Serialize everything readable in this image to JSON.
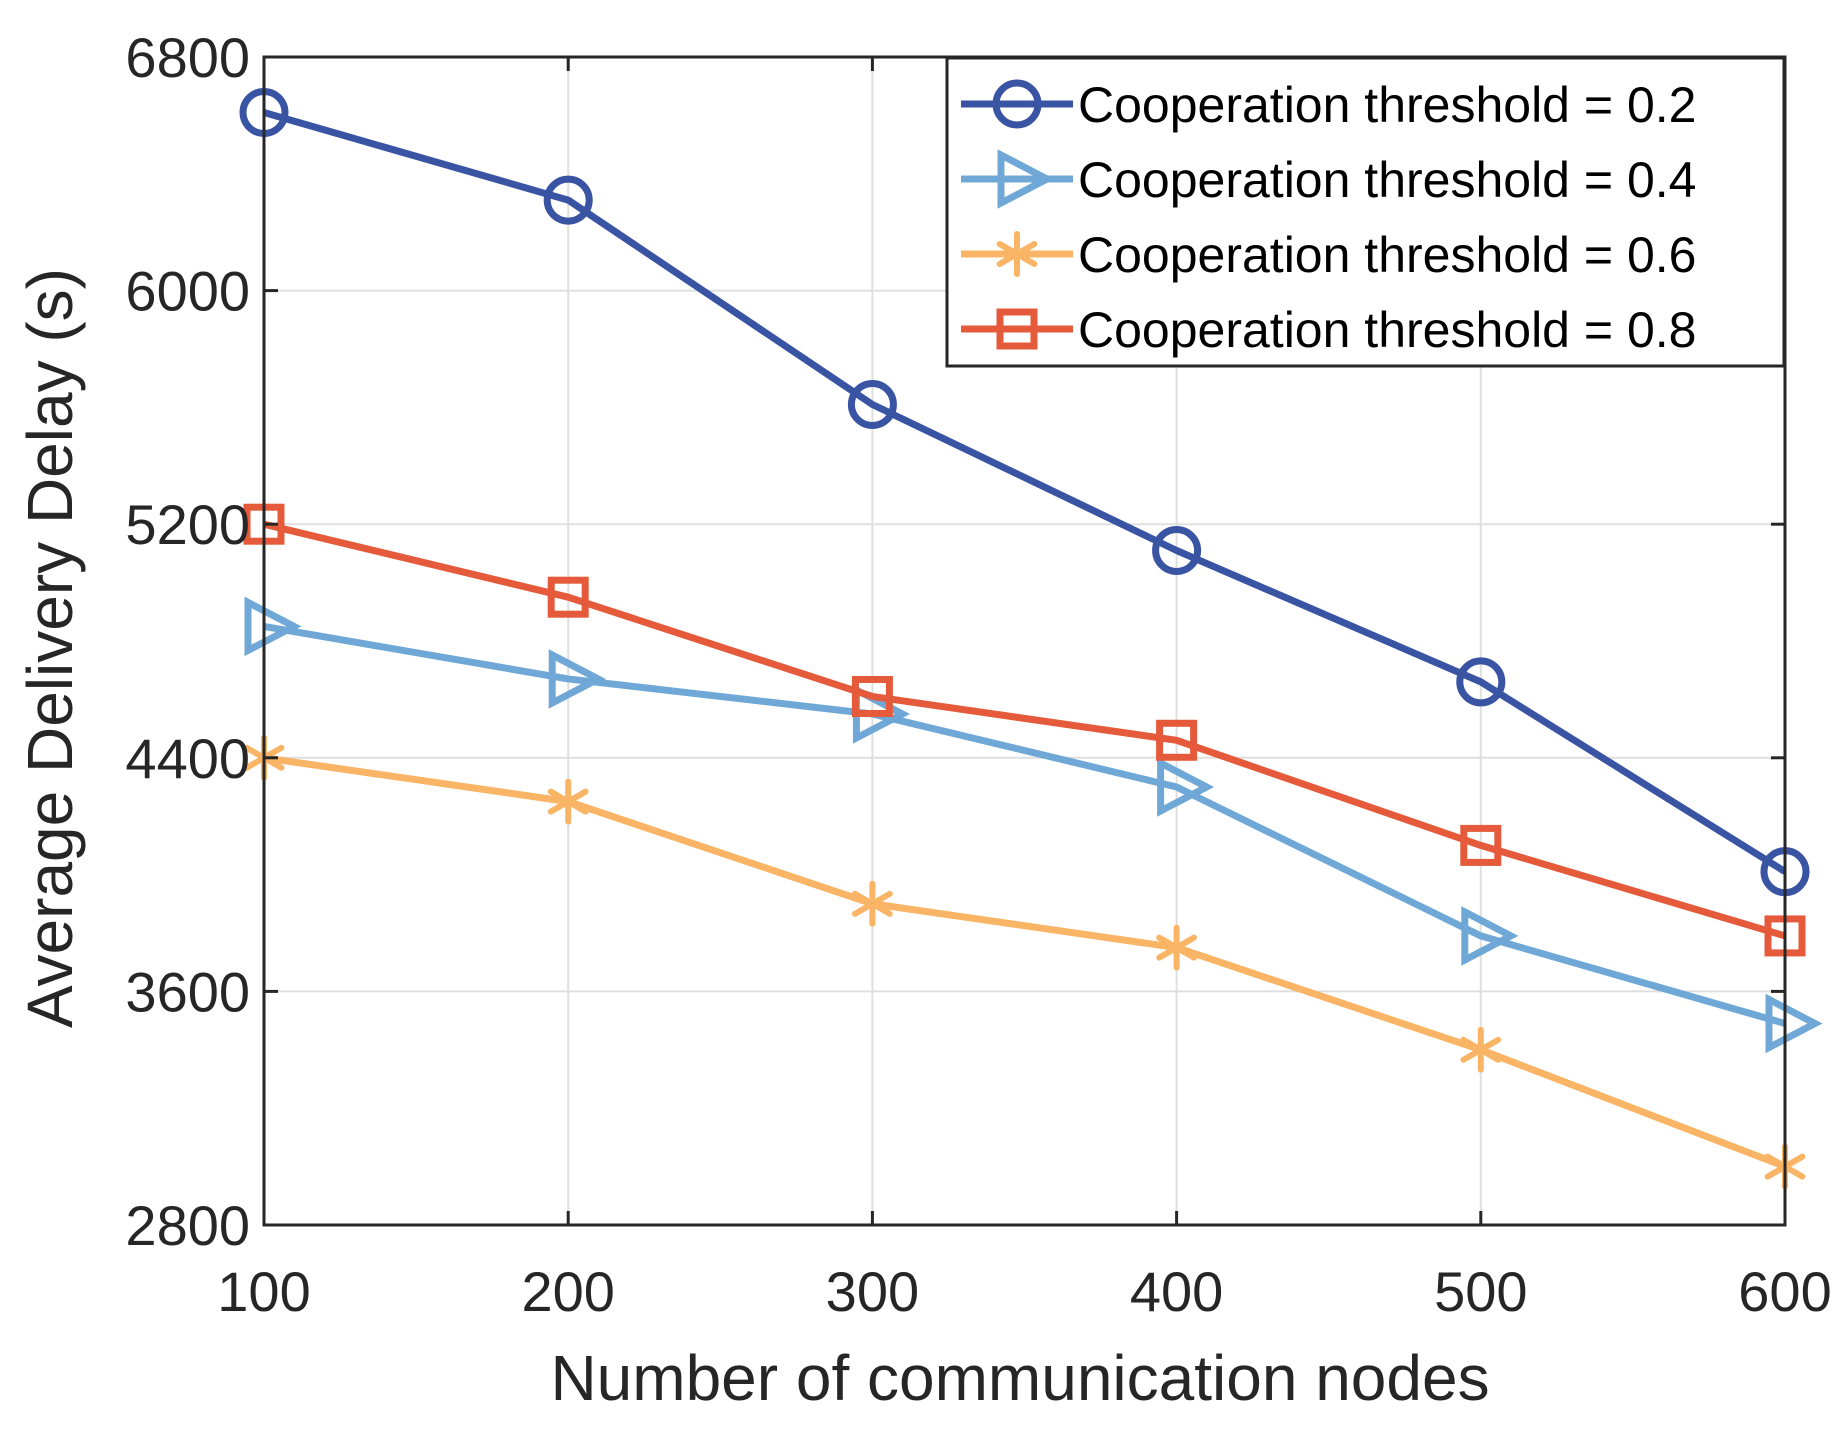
{
  "chart_data": {
    "type": "line",
    "title": "",
    "xlabel": "Number of communication nodes",
    "ylabel": "Average Delivery Delay (s)",
    "x": [
      100,
      200,
      300,
      400,
      500,
      600
    ],
    "xlim": [
      100,
      600
    ],
    "ylim": [
      2800,
      6800
    ],
    "xticks": [
      "100",
      "200",
      "300",
      "400",
      "500",
      "600"
    ],
    "yticks": [
      "2800",
      "3600",
      "4400",
      "5200",
      "6000",
      "6800"
    ],
    "grid": true,
    "legend_position": "top-right",
    "series": [
      {
        "name": "Cooperation threshold = 0.2",
        "marker": "circle",
        "color": "#3A54A4",
        "values": [
          6610,
          6310,
          5610,
          5110,
          4660,
          4010
        ]
      },
      {
        "name": "Cooperation threshold = 0.4",
        "marker": "triangle-right",
        "color": "#6FA8D6",
        "values": [
          4850,
          4670,
          4550,
          4300,
          3790,
          3490
        ]
      },
      {
        "name": "Cooperation threshold = 0.6",
        "marker": "asterisk",
        "color": "#F9B465",
        "values": [
          4400,
          4250,
          3900,
          3750,
          3400,
          3000
        ]
      },
      {
        "name": "Cooperation threshold = 0.8",
        "marker": "square",
        "color": "#E45A3A",
        "values": [
          5200,
          4950,
          4610,
          4460,
          4100,
          3790
        ]
      }
    ]
  }
}
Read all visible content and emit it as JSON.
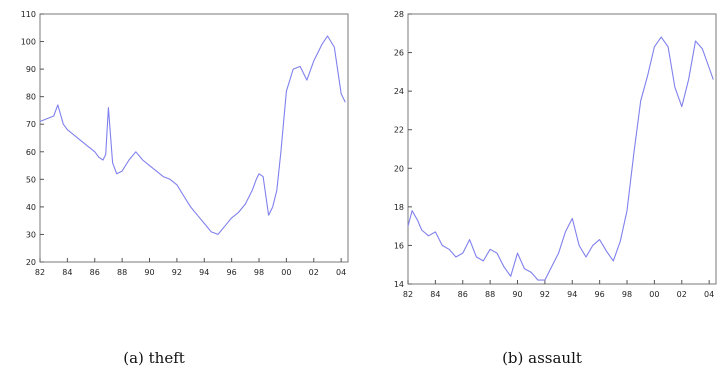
{
  "chart_data": [
    {
      "type": "line",
      "caption": "(a)  theft",
      "ylim": [
        20,
        110
      ],
      "yticks": [
        20,
        30,
        40,
        50,
        60,
        70,
        80,
        90,
        100,
        110
      ],
      "xlim": [
        1982,
        2004.5
      ],
      "xticks": [
        {
          "value": 1982,
          "label": "82"
        },
        {
          "value": 1984,
          "label": "84"
        },
        {
          "value": 1986,
          "label": "86"
        },
        {
          "value": 1988,
          "label": "88"
        },
        {
          "value": 1990,
          "label": "90"
        },
        {
          "value": 1992,
          "label": "92"
        },
        {
          "value": 1994,
          "label": "94"
        },
        {
          "value": 1996,
          "label": "96"
        },
        {
          "value": 1998,
          "label": "98"
        },
        {
          "value": 2000,
          "label": "00"
        },
        {
          "value": 2002,
          "label": "02"
        },
        {
          "value": 2004,
          "label": "04"
        }
      ],
      "series": [
        {
          "color": "#8080ee",
          "x": [
            1982,
            1982.5,
            1983,
            1983.3,
            1983.7,
            1984,
            1984.5,
            1985,
            1985.5,
            1986,
            1986.3,
            1986.6,
            1986.8,
            1987.0,
            1987.3,
            1987.6,
            1988,
            1988.5,
            1989,
            1989.5,
            1990,
            1990.5,
            1991,
            1991.5,
            1992,
            1992.5,
            1993,
            1993.5,
            1994,
            1994.5,
            1995,
            1995.5,
            1996,
            1996.5,
            1997,
            1997.5,
            1997.8,
            1998.0,
            1998.3,
            1998.7,
            1999,
            1999.3,
            1999.6,
            2000,
            2000.5,
            2001,
            2001.5,
            2002,
            2002.3,
            2002.6,
            2003.0,
            2003.5,
            2004,
            2004.3
          ],
          "y": [
            71,
            72,
            73,
            77,
            70,
            68,
            66,
            64,
            62,
            60,
            58,
            57,
            59,
            76,
            56,
            52,
            53,
            57,
            60,
            57,
            55,
            53,
            51,
            50,
            48,
            44,
            40,
            37,
            34,
            31,
            30,
            33,
            36,
            38,
            41,
            46,
            50,
            52,
            51,
            37,
            40,
            46,
            60,
            82,
            90,
            91,
            86,
            93,
            96,
            99,
            102,
            98,
            81,
            78
          ]
        }
      ]
    },
    {
      "type": "line",
      "caption": "(b)  assault",
      "ylim": [
        14,
        28
      ],
      "yticks": [
        14,
        16,
        18,
        20,
        22,
        24,
        26,
        28
      ],
      "xlim": [
        1982,
        2004.5
      ],
      "xticks": [
        {
          "value": 1982,
          "label": "82"
        },
        {
          "value": 1984,
          "label": "84"
        },
        {
          "value": 1986,
          "label": "86"
        },
        {
          "value": 1988,
          "label": "88"
        },
        {
          "value": 1990,
          "label": "90"
        },
        {
          "value": 1992,
          "label": "92"
        },
        {
          "value": 1994,
          "label": "94"
        },
        {
          "value": 1996,
          "label": "96"
        },
        {
          "value": 1998,
          "label": "98"
        },
        {
          "value": 2000,
          "label": "00"
        },
        {
          "value": 2002,
          "label": "02"
        },
        {
          "value": 2004,
          "label": "04"
        }
      ],
      "series": [
        {
          "color": "#8080ee",
          "x": [
            1982,
            1982.3,
            1982.7,
            1983,
            1983.5,
            1984,
            1984.5,
            1985,
            1985.5,
            1986,
            1986.5,
            1987,
            1987.5,
            1988,
            1988.5,
            1989,
            1989.5,
            1990,
            1990.5,
            1991,
            1991.5,
            1992,
            1992.5,
            1993,
            1993.5,
            1994,
            1994.5,
            1995,
            1995.5,
            1996,
            1996.5,
            1997,
            1997.5,
            1998,
            1998.5,
            1999,
            1999.5,
            2000,
            2000.5,
            2001,
            2001.5,
            2002,
            2002.5,
            2003,
            2003.5,
            2004,
            2004.3
          ],
          "y": [
            17,
            17.8,
            17.3,
            16.8,
            16.5,
            16.7,
            16.0,
            15.8,
            15.4,
            15.6,
            16.3,
            15.4,
            15.2,
            15.8,
            15.6,
            14.9,
            14.4,
            15.6,
            14.8,
            14.6,
            14.2,
            14.2,
            14.9,
            15.6,
            16.7,
            17.4,
            16.0,
            15.4,
            16.0,
            16.3,
            15.7,
            15.2,
            16.2,
            17.8,
            20.8,
            23.5,
            24.8,
            26.3,
            26.8,
            26.3,
            24.2,
            23.2,
            24.6,
            26.6,
            26.2,
            25.2,
            24.6
          ]
        }
      ]
    }
  ]
}
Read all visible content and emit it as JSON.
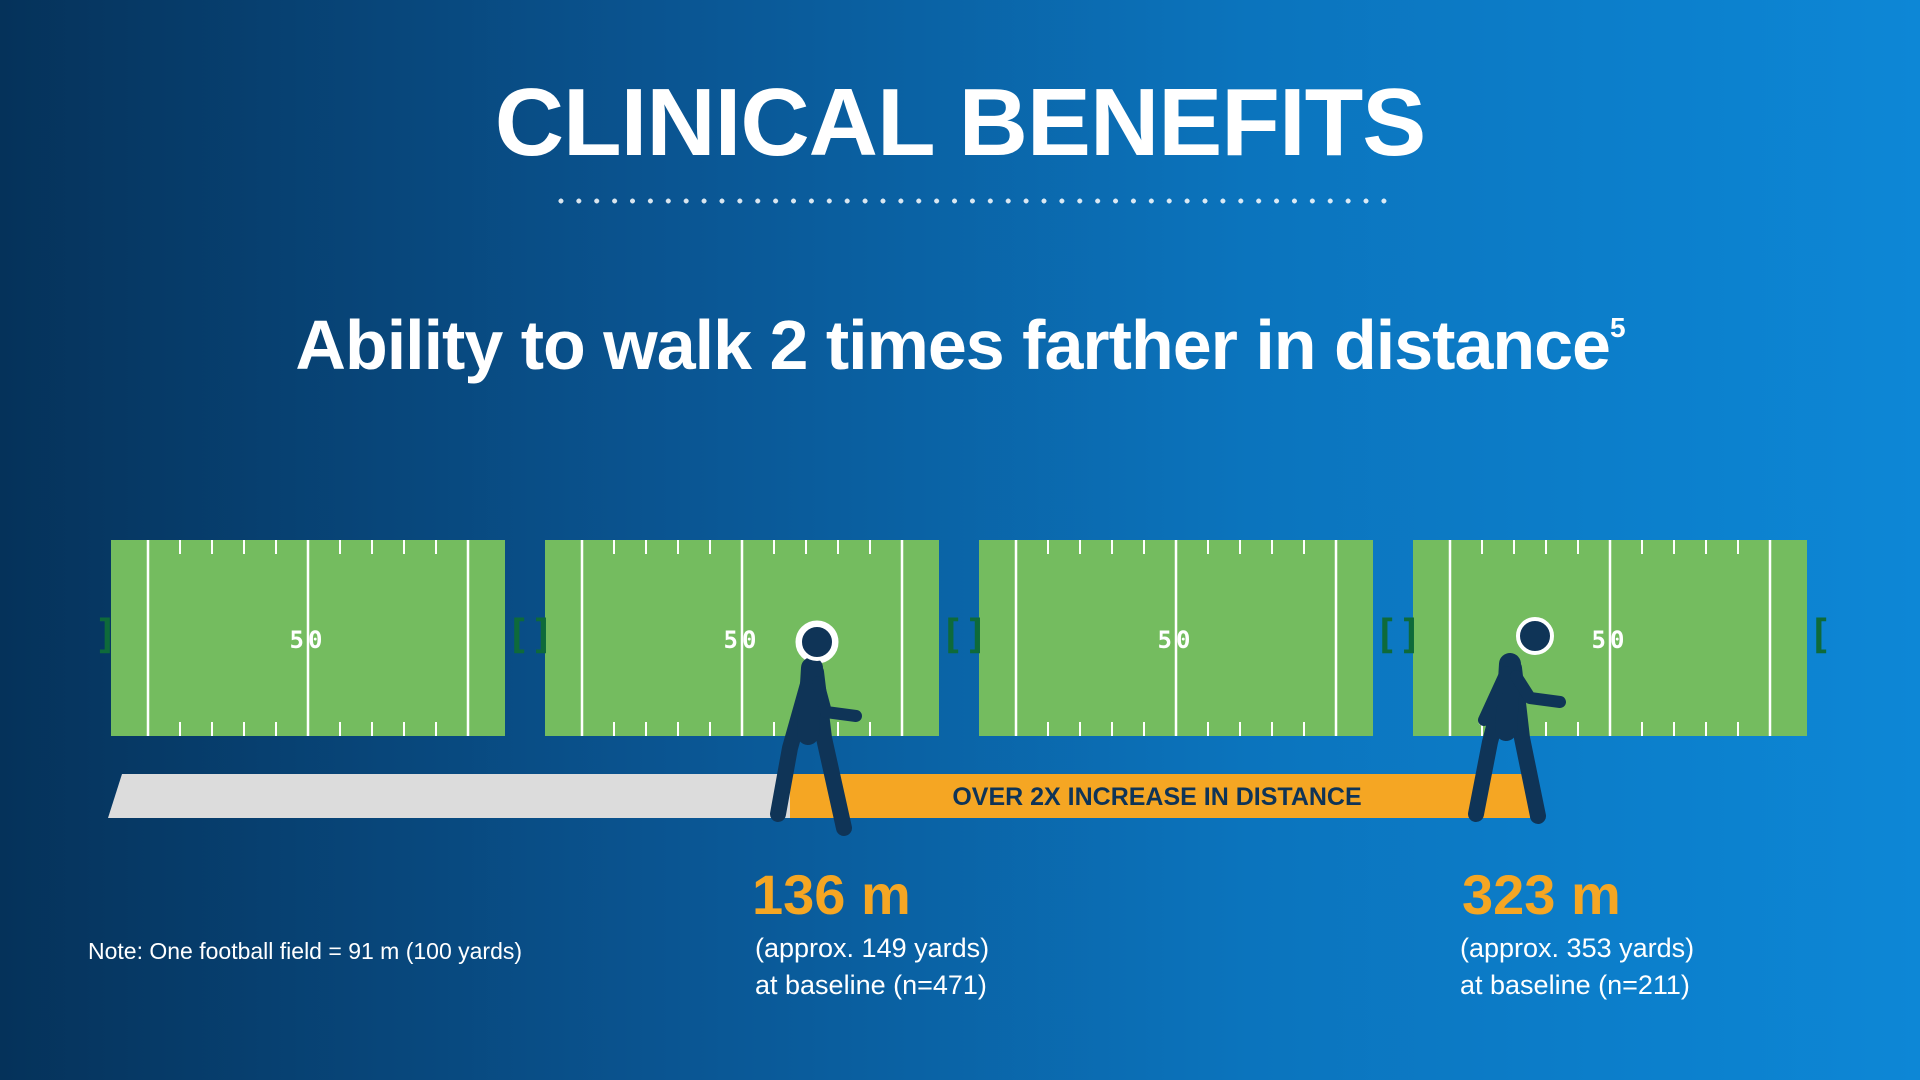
{
  "title": "CLINICAL BENEFITS",
  "subtitle": {
    "text": "Ability to walk 2 times farther in distance",
    "superscript": "5"
  },
  "fields": [
    {
      "yard_label": "50"
    },
    {
      "yard_label": "50"
    },
    {
      "yard_label": "50"
    },
    {
      "yard_label": "50"
    }
  ],
  "increase_banner": "OVER 2X INCREASE IN DISTANCE",
  "baseline": {
    "distance": "136 m",
    "line1": "(approx. 149 yards)",
    "line2": "at baseline (n=471)"
  },
  "result": {
    "distance": "323 m",
    "line1": "(approx. 353 yards)",
    "line2": "at baseline (n=211)"
  },
  "note": "Note: One football field = 91 m (100 yards)",
  "colors": {
    "field_green": "#74bc5f",
    "accent_orange": "#f5a623",
    "track_grey": "#dcdcdc",
    "walker_navy": "#0f3457"
  },
  "icons": [
    "football-field-icon",
    "walking-person-icon"
  ]
}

◇ ◇ ◇

#### EXERCISE GOAL:
Take the listing above and restate it word for word, without its pictures.

#### FULL ANSWER:
Serialize everything readable in this image to JSON.
{
  "chart_data": {
    "type": "line",
    "title": "",
    "xlabel": "Number of communication nodes",
    "ylabel": "Average Delivery Delay (s)",
    "x": [
      100,
      200,
      300,
      400,
      500,
      600
    ],
    "xlim": [
      100,
      600
    ],
    "ylim": [
      2800,
      6800
    ],
    "xticks": [
      "100",
      "200",
      "300",
      "400",
      "500",
      "600"
    ],
    "yticks": [
      "2800",
      "3600",
      "4400",
      "5200",
      "6000",
      "6800"
    ],
    "grid": true,
    "legend_position": "top-right",
    "series": [
      {
        "name": "Cooperation threshold = 0.2",
        "marker": "circle",
        "color": "#3A54A4",
        "values": [
          6610,
          6310,
          5610,
          5110,
          4660,
          4010
        ]
      },
      {
        "name": "Cooperation threshold = 0.4",
        "marker": "triangle-right",
        "color": "#6FA8D6",
        "values": [
          4850,
          4670,
          4550,
          4300,
          3790,
          3490
        ]
      },
      {
        "name": "Cooperation threshold = 0.6",
        "marker": "asterisk",
        "color": "#F9B465",
        "values": [
          4400,
          4250,
          3900,
          3750,
          3400,
          3000
        ]
      },
      {
        "name": "Cooperation threshold = 0.8",
        "marker": "square",
        "color": "#E45A3A",
        "values": [
          5200,
          4950,
          4610,
          4460,
          4100,
          3790
        ]
      }
    ]
  }
}
Read all visible content and emit it as JSON.
{
  "chart_data": [
    {
      "type": "line",
      "caption": "(a)  theft",
      "ylim": [
        20,
        110
      ],
      "yticks": [
        20,
        30,
        40,
        50,
        60,
        70,
        80,
        90,
        100,
        110
      ],
      "xlim": [
        1982,
        2004.5
      ],
      "xticks": [
        {
          "value": 1982,
          "label": "82"
        },
        {
          "value": 1984,
          "label": "84"
        },
        {
          "value": 1986,
          "label": "86"
        },
        {
          "value": 1988,
          "label": "88"
        },
        {
          "value": 1990,
          "label": "90"
        },
        {
          "value": 1992,
          "label": "92"
        },
        {
          "value": 1994,
          "label": "94"
        },
        {
          "value": 1996,
          "label": "96"
        },
        {
          "value": 1998,
          "label": "98"
        },
        {
          "value": 2000,
          "label": "00"
        },
        {
          "value": 2002,
          "label": "02"
        },
        {
          "value": 2004,
          "label": "04"
        }
      ],
      "series": [
        {
          "color": "#8080ee",
          "x": [
            1982,
            1982.5,
            1983,
            1983.3,
            1983.7,
            1984,
            1984.5,
            1985,
            1985.5,
            1986,
            1986.3,
            1986.6,
            1986.8,
            1987.0,
            1987.3,
            1987.6,
            1988,
            1988.5,
            1989,
            1989.5,
            1990,
            1990.5,
            1991,
            1991.5,
            1992,
            1992.5,
            1993,
            1993.5,
            1994,
            1994.5,
            1995,
            1995.5,
            1996,
            1996.5,
            1997,
            1997.5,
            1997.8,
            1998.0,
            1998.3,
            1998.7,
            1999,
            1999.3,
            1999.6,
            2000,
            2000.5,
            2001,
            2001.5,
            2002,
            2002.3,
            2002.6,
            2003.0,
            2003.5,
            2004,
            2004.3
          ],
          "y": [
            71,
            72,
            73,
            77,
            70,
            68,
            66,
            64,
            62,
            60,
            58,
            57,
            59,
            76,
            56,
            52,
            53,
            57,
            60,
            57,
            55,
            53,
            51,
            50,
            48,
            44,
            40,
            37,
            34,
            31,
            30,
            33,
            36,
            38,
            41,
            46,
            50,
            52,
            51,
            37,
            40,
            46,
            60,
            82,
            90,
            91,
            86,
            93,
            96,
            99,
            102,
            98,
            81,
            78
          ]
        }
      ]
    },
    {
      "type": "line",
      "caption": "(b)  assault",
      "ylim": [
        14,
        28
      ],
      "yticks": [
        14,
        16,
        18,
        20,
        22,
        24,
        26,
        28
      ],
      "xlim": [
        1982,
        2004.5
      ],
      "xticks": [
        {
          "value": 1982,
          "label": "82"
        },
        {
          "value": 1984,
          "label": "84"
        },
        {
          "value": 1986,
          "label": "86"
        },
        {
          "value": 1988,
          "label": "88"
        },
        {
          "value": 1990,
          "label": "90"
        },
        {
          "value": 1992,
          "label": "92"
        },
        {
          "value": 1994,
          "label": "94"
        },
        {
          "value": 1996,
          "label": "96"
        },
        {
          "value": 1998,
          "label": "98"
        },
        {
          "value": 2000,
          "label": "00"
        },
        {
          "value": 2002,
          "label": "02"
        },
        {
          "value": 2004,
          "label": "04"
        }
      ],
      "series": [
        {
          "color": "#8080ee",
          "x": [
            1982,
            1982.3,
            1982.7,
            1983,
            1983.5,
            1984,
            1984.5,
            1985,
            1985.5,
            1986,
            1986.5,
            1987,
            1987.5,
            1988,
            1988.5,
            1989,
            1989.5,
            1990,
            1990.5,
            1991,
            1991.5,
            1992,
            1992.5,
            1993,
            1993.5,
            1994,
            1994.5,
            1995,
            1995.5,
            1996,
            1996.5,
            1997,
            1997.5,
            1998,
            1998.5,
            1999,
            1999.5,
            2000,
            2000.5,
            2001,
            2001.5,
            2002,
            2002.5,
            2003,
            2003.5,
            2004,
            2004.3
          ],
          "y": [
            17,
            17.8,
            17.3,
            16.8,
            16.5,
            16.7,
            16.0,
            15.8,
            15.4,
            15.6,
            16.3,
            15.4,
            15.2,
            15.8,
            15.6,
            14.9,
            14.4,
            15.6,
            14.8,
            14.6,
            14.2,
            14.2,
            14.9,
            15.6,
            16.7,
            17.4,
            16.0,
            15.4,
            16.0,
            16.3,
            15.7,
            15.2,
            16.2,
            17.8,
            20.8,
            23.5,
            24.8,
            26.3,
            26.8,
            26.3,
            24.2,
            23.2,
            24.6,
            26.6,
            26.2,
            25.2,
            24.6
          ]
        }
      ]
    }
  ]
}
Read all visible content and emit it as JSON.
{
  "title": "CLINICAL BENEFITS",
  "subtitle": {
    "text": "Ability to walk 2 times farther in distance",
    "superscript": "5"
  },
  "fields": [
    {
      "yard_label": "50"
    },
    {
      "yard_label": "50"
    },
    {
      "yard_label": "50"
    },
    {
      "yard_label": "50"
    }
  ],
  "increase_banner": "OVER 2X INCREASE IN DISTANCE",
  "baseline": {
    "distance": "136 m",
    "line1": "(approx. 149 yards)",
    "line2": "at baseline (n=471)"
  },
  "result": {
    "distance": "323 m",
    "line1": "(approx. 353 yards)",
    "line2": "at baseline (n=211)"
  },
  "note": "Note: One football field = 91 m (100 yards)",
  "colors": {
    "field_green": "#74bc5f",
    "accent_orange": "#f5a623",
    "track_grey": "#dcdcdc",
    "walker_navy": "#0f3457"
  },
  "icons": [
    "football-field-icon",
    "walking-person-icon"
  ]
}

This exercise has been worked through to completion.